** start Given entries **
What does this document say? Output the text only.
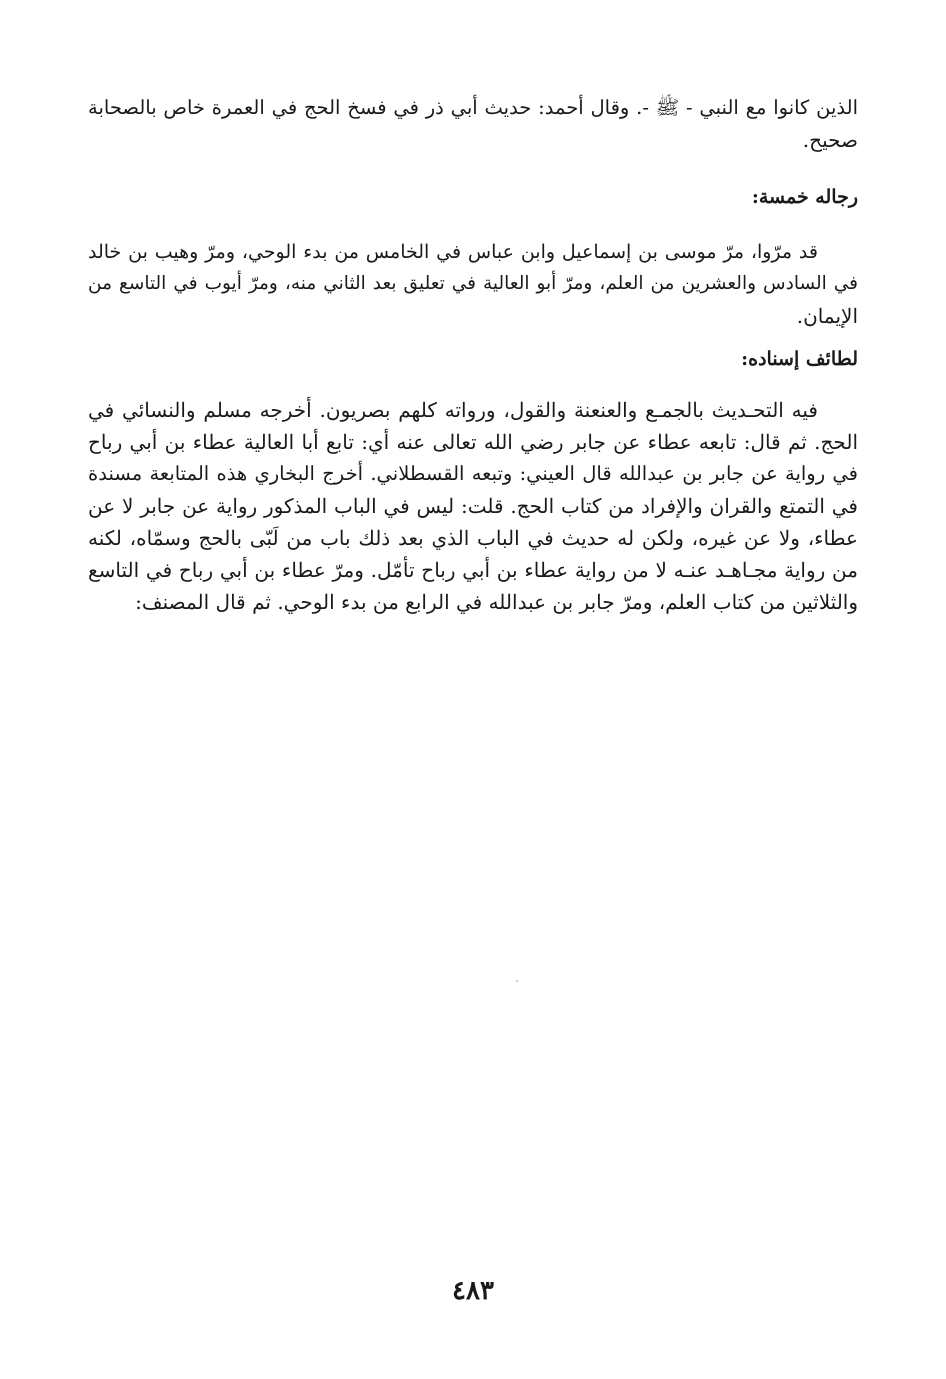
الذين كانوا مع النبي - ﷺ -. وقال أحمد: حديث أبي ذر في فسخ الحج في العمرة خاص بالصحابة
صحيح.
رجاله خمسة:
قد مرّوا، مرّ موسى بن إسماعيل وابن عباس في الخامس من بدء الوحي، ومرّ وهيب بن خالد
في السادس والعشرين من العلم، ومرّ أبو العالية في تعليق بعد الثاني منه، ومرّ أيوب في التاسع من
الإيمان.
لطائف إسناده:
فيه التحـديث بالجمـع والعنعنة والقول، ورواته كلهم بصريون. أخرجه مسلم والنسائي في
الحج. ثم قال: تابعه عطاء عن جابر رضي الله تعالى عنه أي: تابع أبا العالية عطاء بن أبي رباح
في رواية عن جابر بن عبدالله قال العيني: وتبعه القسطلاني. أخرج البخاري هذه المتابعة مسندة
في التمتع والقران والإفراد من كتاب الحج. قلت: ليس في الباب المذكور رواية عن جابر لا عن
عطاء، ولا عن غيره، ولكن له حديث في الباب الذي بعد ذلك باب من لَبّى بالحج وسمّاه، لكنه
من رواية مجـاهـد عنـه لا من رواية عطاء بن أبي رباح تأمّل. ومرّ عطاء بن أبي رباح في التاسع
والثلاثين من كتاب العلم، ومرّ جابر بن عبدالله في الرابع من بدء الوحي. ثم قال المصنف:
٤٨٣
** end Given entries **
- Direction:
Pull every line containing the word "عبدالله" out of the entries above.

- Result of this exercise:
في رواية عن جابر بن عبدالله قال العيني: وتبعه القسطلاني. أخرج البخاري هذه المتابعة مسندة
والثلاثين من كتاب العلم، ومرّ جابر بن عبدالله في الرابع من بدء الوحي. ثم قال المصنف:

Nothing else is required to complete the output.